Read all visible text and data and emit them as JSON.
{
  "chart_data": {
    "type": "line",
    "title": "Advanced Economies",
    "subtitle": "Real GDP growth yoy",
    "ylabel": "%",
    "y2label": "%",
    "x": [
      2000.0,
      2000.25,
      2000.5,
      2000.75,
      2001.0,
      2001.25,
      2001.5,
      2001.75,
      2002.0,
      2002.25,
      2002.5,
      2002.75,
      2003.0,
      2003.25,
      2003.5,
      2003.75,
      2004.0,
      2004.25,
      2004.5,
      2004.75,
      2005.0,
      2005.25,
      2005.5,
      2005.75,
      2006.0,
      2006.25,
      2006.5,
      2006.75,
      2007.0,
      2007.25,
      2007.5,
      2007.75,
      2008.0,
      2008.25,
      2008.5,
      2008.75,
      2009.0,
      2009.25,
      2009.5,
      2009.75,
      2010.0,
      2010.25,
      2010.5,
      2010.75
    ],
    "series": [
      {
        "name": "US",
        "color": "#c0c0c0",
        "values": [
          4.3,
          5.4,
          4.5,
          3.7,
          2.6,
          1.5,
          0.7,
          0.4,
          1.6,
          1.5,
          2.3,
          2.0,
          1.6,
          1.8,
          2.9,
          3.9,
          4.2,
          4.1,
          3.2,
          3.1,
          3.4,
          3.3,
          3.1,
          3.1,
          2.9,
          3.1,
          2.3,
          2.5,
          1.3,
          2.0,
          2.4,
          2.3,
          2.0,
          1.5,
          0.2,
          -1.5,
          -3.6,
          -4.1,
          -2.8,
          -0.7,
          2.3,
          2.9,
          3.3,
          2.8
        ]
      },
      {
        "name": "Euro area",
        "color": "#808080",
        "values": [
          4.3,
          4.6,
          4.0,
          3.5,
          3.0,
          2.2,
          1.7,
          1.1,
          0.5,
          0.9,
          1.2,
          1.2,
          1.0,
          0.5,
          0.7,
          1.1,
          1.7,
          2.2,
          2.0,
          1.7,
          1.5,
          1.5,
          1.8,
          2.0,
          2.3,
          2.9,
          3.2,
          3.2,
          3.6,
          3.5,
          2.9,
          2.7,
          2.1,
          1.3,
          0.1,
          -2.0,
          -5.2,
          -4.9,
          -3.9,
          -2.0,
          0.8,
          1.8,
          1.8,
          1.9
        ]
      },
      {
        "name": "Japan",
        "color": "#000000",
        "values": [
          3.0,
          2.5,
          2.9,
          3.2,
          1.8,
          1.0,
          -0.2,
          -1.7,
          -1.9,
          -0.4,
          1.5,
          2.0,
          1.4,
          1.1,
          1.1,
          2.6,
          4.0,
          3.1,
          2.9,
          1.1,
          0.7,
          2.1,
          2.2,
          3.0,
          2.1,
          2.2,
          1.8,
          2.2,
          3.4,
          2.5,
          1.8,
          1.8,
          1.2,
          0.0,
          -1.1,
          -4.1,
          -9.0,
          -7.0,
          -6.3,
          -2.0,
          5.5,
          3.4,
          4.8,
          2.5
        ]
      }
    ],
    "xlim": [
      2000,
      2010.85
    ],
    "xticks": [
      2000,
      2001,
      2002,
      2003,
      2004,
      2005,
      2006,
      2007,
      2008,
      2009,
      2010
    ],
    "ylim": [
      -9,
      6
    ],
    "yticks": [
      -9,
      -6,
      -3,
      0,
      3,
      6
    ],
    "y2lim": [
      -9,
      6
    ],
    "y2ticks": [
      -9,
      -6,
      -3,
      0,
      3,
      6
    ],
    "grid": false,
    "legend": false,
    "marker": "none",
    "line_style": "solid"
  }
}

What needs to be done:
Copy the records above exactly as they appear.

Solved problem:
Read all visible text and data and emit them as JSON.
{
  "chart_data": {
    "type": "line",
    "title": "Advanced Economies",
    "subtitle": "Real GDP growth yoy",
    "ylabel": "%",
    "y2label": "%",
    "x": [
      2000.0,
      2000.25,
      2000.5,
      2000.75,
      2001.0,
      2001.25,
      2001.5,
      2001.75,
      2002.0,
      2002.25,
      2002.5,
      2002.75,
      2003.0,
      2003.25,
      2003.5,
      2003.75,
      2004.0,
      2004.25,
      2004.5,
      2004.75,
      2005.0,
      2005.25,
      2005.5,
      2005.75,
      2006.0,
      2006.25,
      2006.5,
      2006.75,
      2007.0,
      2007.25,
      2007.5,
      2007.75,
      2008.0,
      2008.25,
      2008.5,
      2008.75,
      2009.0,
      2009.25,
      2009.5,
      2009.75,
      2010.0,
      2010.25,
      2010.5,
      2010.75
    ],
    "series": [
      {
        "name": "US",
        "color": "#c0c0c0",
        "values": [
          4.3,
          5.4,
          4.5,
          3.7,
          2.6,
          1.5,
          0.7,
          0.4,
          1.6,
          1.5,
          2.3,
          2.0,
          1.6,
          1.8,
          2.9,
          3.9,
          4.2,
          4.1,
          3.2,
          3.1,
          3.4,
          3.3,
          3.1,
          3.1,
          2.9,
          3.1,
          2.3,
          2.5,
          1.3,
          2.0,
          2.4,
          2.3,
          2.0,
          1.5,
          0.2,
          -1.5,
          -3.6,
          -4.1,
          -2.8,
          -0.7,
          2.3,
          2.9,
          3.3,
          2.8
        ]
      },
      {
        "name": "Euro area",
        "color": "#808080",
        "values": [
          4.3,
          4.6,
          4.0,
          3.5,
          3.0,
          2.2,
          1.7,
          1.1,
          0.5,
          0.9,
          1.2,
          1.2,
          1.0,
          0.5,
          0.7,
          1.1,
          1.7,
          2.2,
          2.0,
          1.7,
          1.5,
          1.5,
          1.8,
          2.0,
          2.3,
          2.9,
          3.2,
          3.2,
          3.6,
          3.5,
          2.9,
          2.7,
          2.1,
          1.3,
          0.1,
          -2.0,
          -5.2,
          -4.9,
          -3.9,
          -2.0,
          0.8,
          1.8,
          1.8,
          1.9
        ]
      },
      {
        "name": "Japan",
        "color": "#000000",
        "values": [
          3.0,
          2.5,
          2.9,
          3.2,
          1.8,
          1.0,
          -0.2,
          -1.7,
          -1.9,
          -0.4,
          1.5,
          2.0,
          1.4,
          1.1,
          1.1,
          2.6,
          4.0,
          3.1,
          2.9,
          1.1,
          0.7,
          2.1,
          2.2,
          3.0,
          2.1,
          2.2,
          1.8,
          2.2,
          3.4,
          2.5,
          1.8,
          1.8,
          1.2,
          0.0,
          -1.1,
          -4.1,
          -9.0,
          -7.0,
          -6.3,
          -2.0,
          5.5,
          3.4,
          4.8,
          2.5
        ]
      }
    ],
    "xlim": [
      2000,
      2010.85
    ],
    "xticks": [
      2000,
      2001,
      2002,
      2003,
      2004,
      2005,
      2006,
      2007,
      2008,
      2009,
      2010
    ],
    "ylim": [
      -9,
      6
    ],
    "yticks": [
      -9,
      -6,
      -3,
      0,
      3,
      6
    ],
    "y2lim": [
      -9,
      6
    ],
    "y2ticks": [
      -9,
      -6,
      -3,
      0,
      3,
      6
    ],
    "grid": false,
    "legend": false,
    "marker": "none",
    "line_style": "solid"
  }
}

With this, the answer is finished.